Document page transcript entries:
§ §

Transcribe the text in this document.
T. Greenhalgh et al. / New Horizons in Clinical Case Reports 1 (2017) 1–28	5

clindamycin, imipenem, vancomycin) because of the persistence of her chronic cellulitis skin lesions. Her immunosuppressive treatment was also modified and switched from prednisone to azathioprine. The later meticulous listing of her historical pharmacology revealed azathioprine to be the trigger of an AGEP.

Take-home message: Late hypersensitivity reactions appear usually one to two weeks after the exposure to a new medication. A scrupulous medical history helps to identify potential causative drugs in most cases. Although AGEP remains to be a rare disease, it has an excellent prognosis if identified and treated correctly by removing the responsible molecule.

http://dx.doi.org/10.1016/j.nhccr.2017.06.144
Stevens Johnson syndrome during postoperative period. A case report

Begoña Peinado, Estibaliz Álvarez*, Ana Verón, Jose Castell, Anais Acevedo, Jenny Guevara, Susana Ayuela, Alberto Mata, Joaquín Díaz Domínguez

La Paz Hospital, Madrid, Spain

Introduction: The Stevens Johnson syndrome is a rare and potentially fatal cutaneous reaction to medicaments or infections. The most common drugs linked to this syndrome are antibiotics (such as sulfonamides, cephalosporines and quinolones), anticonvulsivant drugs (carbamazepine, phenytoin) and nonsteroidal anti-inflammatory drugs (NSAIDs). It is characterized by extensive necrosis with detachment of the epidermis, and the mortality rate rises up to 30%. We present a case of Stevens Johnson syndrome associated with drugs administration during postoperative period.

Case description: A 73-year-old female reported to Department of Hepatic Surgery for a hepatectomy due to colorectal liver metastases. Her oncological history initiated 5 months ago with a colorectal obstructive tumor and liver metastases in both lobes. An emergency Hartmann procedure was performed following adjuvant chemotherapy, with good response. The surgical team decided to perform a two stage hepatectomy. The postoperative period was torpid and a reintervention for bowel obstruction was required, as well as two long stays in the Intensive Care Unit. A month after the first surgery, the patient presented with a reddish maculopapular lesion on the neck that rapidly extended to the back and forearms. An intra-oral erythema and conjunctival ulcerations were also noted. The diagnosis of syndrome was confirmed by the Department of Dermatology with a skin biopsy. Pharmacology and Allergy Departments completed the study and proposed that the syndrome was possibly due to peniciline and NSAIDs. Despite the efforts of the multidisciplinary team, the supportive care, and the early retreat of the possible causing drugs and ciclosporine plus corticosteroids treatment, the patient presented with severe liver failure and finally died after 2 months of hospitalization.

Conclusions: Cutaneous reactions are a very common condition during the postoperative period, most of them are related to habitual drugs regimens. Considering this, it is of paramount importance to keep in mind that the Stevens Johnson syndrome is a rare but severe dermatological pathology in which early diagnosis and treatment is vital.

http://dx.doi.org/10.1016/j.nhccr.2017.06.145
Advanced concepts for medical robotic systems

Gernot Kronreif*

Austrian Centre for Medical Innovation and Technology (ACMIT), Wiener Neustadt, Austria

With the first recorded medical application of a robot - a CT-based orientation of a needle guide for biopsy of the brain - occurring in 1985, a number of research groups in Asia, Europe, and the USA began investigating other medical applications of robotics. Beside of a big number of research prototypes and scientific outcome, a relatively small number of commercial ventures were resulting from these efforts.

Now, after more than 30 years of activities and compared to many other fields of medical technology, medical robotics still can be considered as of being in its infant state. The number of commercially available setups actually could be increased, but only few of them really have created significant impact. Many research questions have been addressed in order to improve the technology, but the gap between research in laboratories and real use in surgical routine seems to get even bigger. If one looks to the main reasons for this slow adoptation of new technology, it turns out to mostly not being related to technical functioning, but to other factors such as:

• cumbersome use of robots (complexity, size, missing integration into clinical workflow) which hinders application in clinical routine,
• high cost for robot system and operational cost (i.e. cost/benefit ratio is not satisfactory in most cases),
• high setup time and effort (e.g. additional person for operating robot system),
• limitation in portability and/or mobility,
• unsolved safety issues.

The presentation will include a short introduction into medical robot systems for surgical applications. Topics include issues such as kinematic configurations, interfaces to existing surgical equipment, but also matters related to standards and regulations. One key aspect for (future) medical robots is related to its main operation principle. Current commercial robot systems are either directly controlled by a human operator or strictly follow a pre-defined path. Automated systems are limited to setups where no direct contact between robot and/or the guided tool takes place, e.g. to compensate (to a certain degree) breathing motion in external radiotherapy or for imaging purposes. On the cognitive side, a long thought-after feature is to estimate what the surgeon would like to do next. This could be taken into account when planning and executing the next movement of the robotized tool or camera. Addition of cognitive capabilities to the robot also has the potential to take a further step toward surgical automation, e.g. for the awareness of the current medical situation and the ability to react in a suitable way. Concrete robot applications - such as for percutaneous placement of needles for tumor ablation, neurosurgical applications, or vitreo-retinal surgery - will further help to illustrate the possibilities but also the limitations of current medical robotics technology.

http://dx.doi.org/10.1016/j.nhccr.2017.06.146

§ §

Task brief
Would you transcribe the entries above exactly as they appear?

Task result
Transcribe the text in this document.
T. Greenhalgh et al. / New Horizons in Clinical Case Reports 1 (2017) 1–28	5

clindamycin, imipenem, vancomycin) because of the persistence of her chronic cellulitis skin lesions. Her immunosuppressive treatment was also modified and switched from prednisone to azathioprine. The later meticulous listing of her historical pharmacology revealed azathioprine to be the trigger of an AGEP.

Take-home message: Late hypersensitivity reactions appear usually one to two weeks after the exposure to a new medication. A scrupulous medical history helps to identify potential causative drugs in most cases. Although AGEP remains to be a rare disease, it has an excellent prognosis if identified and treated correctly by removing the responsible molecule.

http://dx.doi.org/10.1016/j.nhccr.2017.06.144
Stevens Johnson syndrome during postoperative period. A case report

Begoña Peinado, Estibaliz Álvarez*, Ana Verón, Jose Castell, Anais Acevedo, Jenny Guevara, Susana Ayuela, Alberto Mata, Joaquín Díaz Domínguez

La Paz Hospital, Madrid, Spain

Introduction: The Stevens Johnson syndrome is a rare and potentially fatal cutaneous reaction to medicaments or infections. The most common drugs linked to this syndrome are antibiotics (such as sulfonamides, cephalosporines and quinolones), anticonvulsivant drugs (carbamazepine, phenytoin) and nonsteroidal anti-inflammatory drugs (NSAIDs). It is characterized by extensive necrosis with detachment of the epidermis, and the mortality rate rises up to 30%. We present a case of Stevens Johnson syndrome associated with drugs administration during postoperative period.

Case description: A 73-year-old female reported to Department of Hepatic Surgery for a hepatectomy due to colorectal liver metastases. Her oncological history initiated 5 months ago with a colorectal obstructive tumor and liver metastases in both lobes. An emergency Hartmann procedure was performed following adjuvant chemotherapy, with good response. The surgical team decided to perform a two stage hepatectomy. The postoperative period was torpid and a reintervention for bowel obstruction was required, as well as two long stays in the Intensive Care Unit. A month after the first surgery, the patient presented with a reddish maculopapular lesion on the neck that rapidly extended to the back and forearms. An intra-oral erythema and conjunctival ulcerations were also noted. The diagnosis of syndrome was confirmed by the Department of Dermatology with a skin biopsy. Pharmacology and Allergy Departments completed the study and proposed that the syndrome was possibly due to peniciline and NSAIDs. Despite the efforts of the multidisciplinary team, the supportive care, and the early retreat of the possible causing drugs and ciclosporine plus corticosteroids treatment, the patient presented with severe liver failure and finally died after 2 months of hospitalization.

Conclusions: Cutaneous reactions are a very common condition during the postoperative period, most of them are related to habitual drugs regimens. Considering this, it is of paramount importance to keep in mind that the Stevens Johnson syndrome is a rare but severe dermatological pathology in which early diagnosis and treatment is vital.

http://dx.doi.org/10.1016/j.nhccr.2017.06.145
Advanced concepts for medical robotic systems

Gernot Kronreif*

Austrian Centre for Medical Innovation and Technology (ACMIT), Wiener Neustadt, Austria

With the first recorded medical application of a robot - a CT-based orientation of a needle guide for biopsy of the brain - occurring in 1985, a number of research groups in Asia, Europe, and the USA began investigating other medical applications of robotics. Beside of a big number of research prototypes and scientific outcome, a relatively small number of commercial ventures were resulting from these efforts.

Now, after more than 30 years of activities and compared to many other fields of medical technology, medical robotics still can be considered as of being in its infant state. The number of commercially available setups actually could be increased, but only few of them really have created significant impact. Many research questions have been addressed in order to improve the technology, but the gap between research in laboratories and real use in surgical routine seems to get even bigger. If one looks to the main reasons for this slow adoptation of new technology, it turns out to mostly not being related to technical functioning, but to other factors such as:

• cumbersome use of robots (complexity, size, missing integration into clinical workflow) which hinders application in clinical routine,
• high cost for robot system and operational cost (i.e. cost/benefit ratio is not satisfactory in most cases),
• high setup time and effort (e.g. additional person for operating robot system),
• limitation in portability and/or mobility,
• unsolved safety issues.

The presentation will include a short introduction into medical robot systems for surgical applications. Topics include issues such as kinematic configurations, interfaces to existing surgical equipment, but also matters related to standards and regulations. One key aspect for (future) medical robots is related to its main operation principle. Current commercial robot systems are either directly controlled by a human operator or strictly follow a pre-defined path. Automated systems are limited to setups where no direct contact between robot and/or the guided tool takes place, e.g. to compensate (to a certain degree) breathing motion in external radiotherapy or for imaging purposes. On the cognitive side, a long thought-after feature is to estimate what the surgeon would like to do next. This could be taken into account when planning and executing the next movement of the robotized tool or camera. Addition of cognitive capabilities to the robot also has the potential to take a further step toward surgical automation, e.g. for the awareness of the current medical situation and the ability to react in a suitable way. Concrete robot applications - such as for percutaneous placement of needles for tumor ablation, neurosurgical applications, or vitreo-retinal surgery - will further help to illustrate the possibilities but also the limitations of current medical robotics technology.

http://dx.doi.org/10.1016/j.nhccr.2017.06.146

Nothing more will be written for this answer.